* **THE EXERCISE**: Restate all of the entries exactly, dropping any pictures they hold.

* **EXTRACTED DATA**:
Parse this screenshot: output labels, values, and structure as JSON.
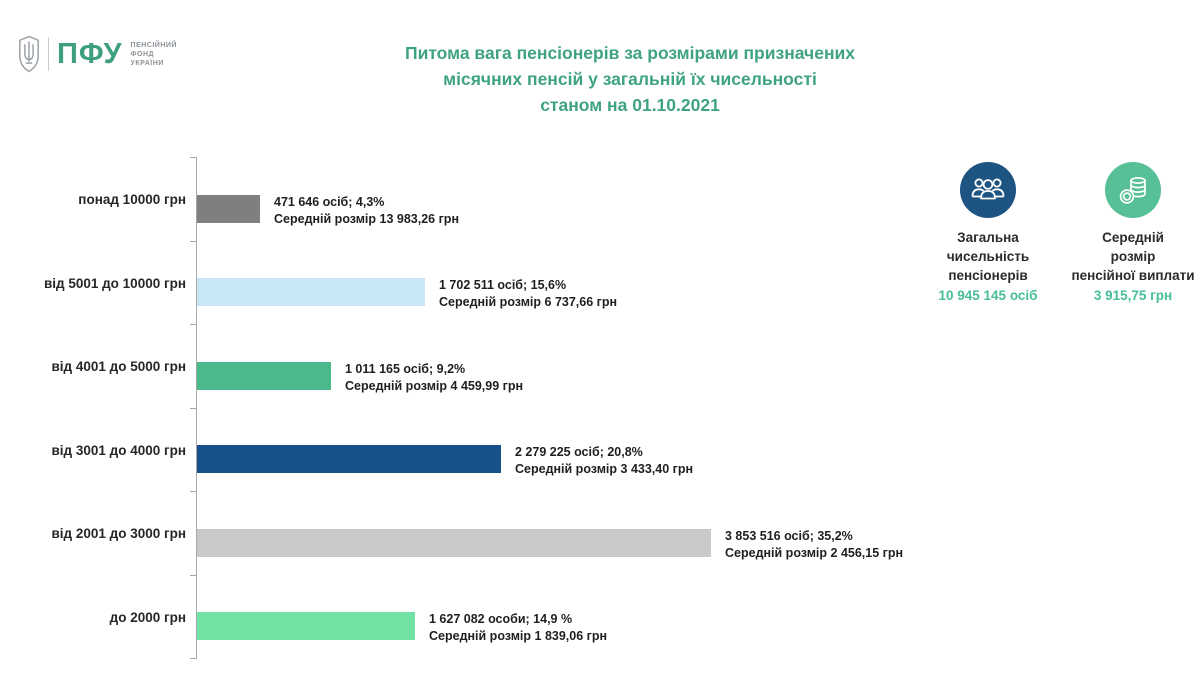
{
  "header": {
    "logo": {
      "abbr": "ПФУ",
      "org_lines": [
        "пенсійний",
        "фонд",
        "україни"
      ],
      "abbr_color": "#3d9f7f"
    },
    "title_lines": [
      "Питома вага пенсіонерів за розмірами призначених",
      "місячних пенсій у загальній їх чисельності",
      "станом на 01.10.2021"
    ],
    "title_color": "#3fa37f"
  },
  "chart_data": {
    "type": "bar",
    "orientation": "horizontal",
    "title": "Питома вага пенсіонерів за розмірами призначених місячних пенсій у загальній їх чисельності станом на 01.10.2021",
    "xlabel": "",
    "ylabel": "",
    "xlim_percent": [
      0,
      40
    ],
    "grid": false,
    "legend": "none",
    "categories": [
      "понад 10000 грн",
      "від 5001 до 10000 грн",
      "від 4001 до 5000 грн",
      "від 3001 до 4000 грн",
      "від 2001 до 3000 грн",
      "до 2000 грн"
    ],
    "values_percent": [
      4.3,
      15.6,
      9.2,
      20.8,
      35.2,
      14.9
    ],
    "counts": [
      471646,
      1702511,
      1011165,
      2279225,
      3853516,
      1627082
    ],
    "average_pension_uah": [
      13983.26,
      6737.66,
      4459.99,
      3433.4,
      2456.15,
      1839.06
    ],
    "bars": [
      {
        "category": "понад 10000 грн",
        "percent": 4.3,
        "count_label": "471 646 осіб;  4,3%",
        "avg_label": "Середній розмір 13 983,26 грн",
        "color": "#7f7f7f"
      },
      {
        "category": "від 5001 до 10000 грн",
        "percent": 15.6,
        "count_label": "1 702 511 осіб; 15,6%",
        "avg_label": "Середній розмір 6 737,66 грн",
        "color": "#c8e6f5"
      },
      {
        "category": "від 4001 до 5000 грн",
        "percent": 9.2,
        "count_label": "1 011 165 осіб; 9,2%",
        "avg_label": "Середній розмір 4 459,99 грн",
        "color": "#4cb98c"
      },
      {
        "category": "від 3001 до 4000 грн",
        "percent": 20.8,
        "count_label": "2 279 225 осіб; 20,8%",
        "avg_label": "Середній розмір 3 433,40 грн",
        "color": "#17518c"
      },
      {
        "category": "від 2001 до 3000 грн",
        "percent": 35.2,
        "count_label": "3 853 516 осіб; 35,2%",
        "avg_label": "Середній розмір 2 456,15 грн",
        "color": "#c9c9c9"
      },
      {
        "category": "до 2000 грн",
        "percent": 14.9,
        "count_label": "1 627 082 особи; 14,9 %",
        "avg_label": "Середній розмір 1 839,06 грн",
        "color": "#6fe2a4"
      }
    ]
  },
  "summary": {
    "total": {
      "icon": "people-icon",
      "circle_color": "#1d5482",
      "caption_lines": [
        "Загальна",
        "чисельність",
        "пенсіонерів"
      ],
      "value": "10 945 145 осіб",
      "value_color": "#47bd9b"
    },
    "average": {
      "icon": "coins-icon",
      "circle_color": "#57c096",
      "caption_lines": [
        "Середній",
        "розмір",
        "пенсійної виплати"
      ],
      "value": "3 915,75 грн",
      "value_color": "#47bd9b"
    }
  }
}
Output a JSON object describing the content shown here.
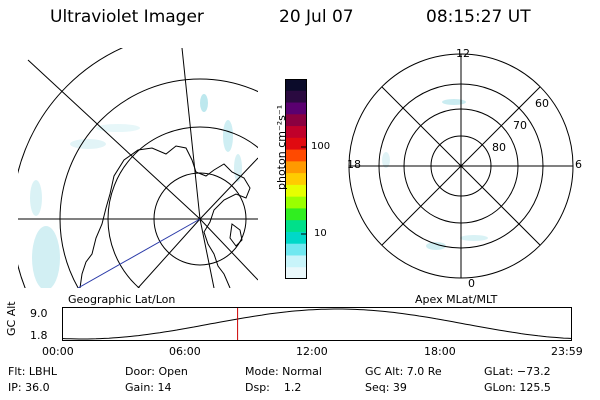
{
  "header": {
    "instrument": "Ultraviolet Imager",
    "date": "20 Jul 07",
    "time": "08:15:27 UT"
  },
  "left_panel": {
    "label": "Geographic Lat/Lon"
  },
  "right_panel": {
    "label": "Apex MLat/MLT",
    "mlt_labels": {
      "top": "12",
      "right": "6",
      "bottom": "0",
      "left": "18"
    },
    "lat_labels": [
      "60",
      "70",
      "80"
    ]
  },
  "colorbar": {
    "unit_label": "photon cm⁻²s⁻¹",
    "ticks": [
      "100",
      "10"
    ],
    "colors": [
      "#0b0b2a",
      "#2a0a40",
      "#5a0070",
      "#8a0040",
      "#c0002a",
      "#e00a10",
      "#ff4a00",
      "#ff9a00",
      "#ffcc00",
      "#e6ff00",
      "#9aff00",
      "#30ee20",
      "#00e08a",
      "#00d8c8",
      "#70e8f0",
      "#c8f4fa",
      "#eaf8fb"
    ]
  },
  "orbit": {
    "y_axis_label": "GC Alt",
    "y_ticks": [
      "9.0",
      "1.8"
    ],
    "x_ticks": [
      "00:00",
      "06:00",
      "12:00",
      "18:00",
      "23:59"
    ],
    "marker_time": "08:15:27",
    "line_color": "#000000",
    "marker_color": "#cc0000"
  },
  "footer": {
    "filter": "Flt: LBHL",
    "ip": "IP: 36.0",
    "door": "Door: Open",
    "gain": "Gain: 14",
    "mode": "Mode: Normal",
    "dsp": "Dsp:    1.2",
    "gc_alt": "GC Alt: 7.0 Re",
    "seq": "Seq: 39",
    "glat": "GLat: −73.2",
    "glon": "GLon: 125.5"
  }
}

* **THE REPLY**:
Parse this screenshot: output labels, values, and structure as JSON.
{
  "header": {
    "logo": {
      "abbr": "ПФУ",
      "org_lines": [
        "пенсійний",
        "фонд",
        "україни"
      ],
      "abbr_color": "#3d9f7f"
    },
    "title_lines": [
      "Питома вага пенсіонерів за розмірами призначених",
      "місячних пенсій у загальній їх чисельності",
      "станом на 01.10.2021"
    ],
    "title_color": "#3fa37f"
  },
  "chart_data": {
    "type": "bar",
    "orientation": "horizontal",
    "title": "Питома вага пенсіонерів за розмірами призначених місячних пенсій у загальній їх чисельності станом на 01.10.2021",
    "xlabel": "",
    "ylabel": "",
    "xlim_percent": [
      0,
      40
    ],
    "grid": false,
    "legend": "none",
    "categories": [
      "понад 10000 грн",
      "від 5001 до 10000 грн",
      "від 4001 до 5000 грн",
      "від 3001 до 4000 грн",
      "від 2001 до 3000 грн",
      "до 2000 грн"
    ],
    "values_percent": [
      4.3,
      15.6,
      9.2,
      20.8,
      35.2,
      14.9
    ],
    "counts": [
      471646,
      1702511,
      1011165,
      2279225,
      3853516,
      1627082
    ],
    "average_pension_uah": [
      13983.26,
      6737.66,
      4459.99,
      3433.4,
      2456.15,
      1839.06
    ],
    "bars": [
      {
        "category": "понад 10000 грн",
        "percent": 4.3,
        "count_label": "471 646 осіб;  4,3%",
        "avg_label": "Середній розмір 13 983,26 грн",
        "color": "#7f7f7f"
      },
      {
        "category": "від 5001 до 10000 грн",
        "percent": 15.6,
        "count_label": "1 702 511 осіб; 15,6%",
        "avg_label": "Середній розмір 6 737,66 грн",
        "color": "#c8e6f5"
      },
      {
        "category": "від 4001 до 5000 грн",
        "percent": 9.2,
        "count_label": "1 011 165 осіб; 9,2%",
        "avg_label": "Середній розмір 4 459,99 грн",
        "color": "#4cb98c"
      },
      {
        "category": "від 3001 до 4000 грн",
        "percent": 20.8,
        "count_label": "2 279 225 осіб; 20,8%",
        "avg_label": "Середній розмір 3 433,40 грн",
        "color": "#17518c"
      },
      {
        "category": "від 2001 до 3000 грн",
        "percent": 35.2,
        "count_label": "3 853 516 осіб; 35,2%",
        "avg_label": "Середній розмір 2 456,15 грн",
        "color": "#c9c9c9"
      },
      {
        "category": "до 2000 грн",
        "percent": 14.9,
        "count_label": "1 627 082 особи; 14,9 %",
        "avg_label": "Середній розмір 1 839,06 грн",
        "color": "#6fe2a4"
      }
    ]
  },
  "summary": {
    "total": {
      "icon": "people-icon",
      "circle_color": "#1d5482",
      "caption_lines": [
        "Загальна",
        "чисельність",
        "пенсіонерів"
      ],
      "value": "10 945 145 осіб",
      "value_color": "#47bd9b"
    },
    "average": {
      "icon": "coins-icon",
      "circle_color": "#57c096",
      "caption_lines": [
        "Середній",
        "розмір",
        "пенсійної виплати"
      ],
      "value": "3 915,75 грн",
      "value_color": "#47bd9b"
    }
  }
}
Output a JSON object describing the content shown here.
{
  "header": {
    "instrument": "Ultraviolet Imager",
    "date": "20 Jul 07",
    "time": "08:15:27 UT"
  },
  "left_panel": {
    "label": "Geographic Lat/Lon"
  },
  "right_panel": {
    "label": "Apex MLat/MLT",
    "mlt_labels": {
      "top": "12",
      "right": "6",
      "bottom": "0",
      "left": "18"
    },
    "lat_labels": [
      "60",
      "70",
      "80"
    ]
  },
  "colorbar": {
    "unit_label": "photon cm⁻²s⁻¹",
    "ticks": [
      "100",
      "10"
    ],
    "colors": [
      "#0b0b2a",
      "#2a0a40",
      "#5a0070",
      "#8a0040",
      "#c0002a",
      "#e00a10",
      "#ff4a00",
      "#ff9a00",
      "#ffcc00",
      "#e6ff00",
      "#9aff00",
      "#30ee20",
      "#00e08a",
      "#00d8c8",
      "#70e8f0",
      "#c8f4fa",
      "#eaf8fb"
    ]
  },
  "orbit": {
    "y_axis_label": "GC Alt",
    "y_ticks": [
      "9.0",
      "1.8"
    ],
    "x_ticks": [
      "00:00",
      "06:00",
      "12:00",
      "18:00",
      "23:59"
    ],
    "marker_time": "08:15:27",
    "line_color": "#000000",
    "marker_color": "#cc0000"
  },
  "footer": {
    "filter": "Flt: LBHL",
    "ip": "IP: 36.0",
    "door": "Door: Open",
    "gain": "Gain: 14",
    "mode": "Mode: Normal",
    "dsp": "Dsp:    1.2",
    "gc_alt": "GC Alt: 7.0 Re",
    "seq": "Seq: 39",
    "glat": "GLat: −73.2",
    "glon": "GLon: 125.5"
  }
}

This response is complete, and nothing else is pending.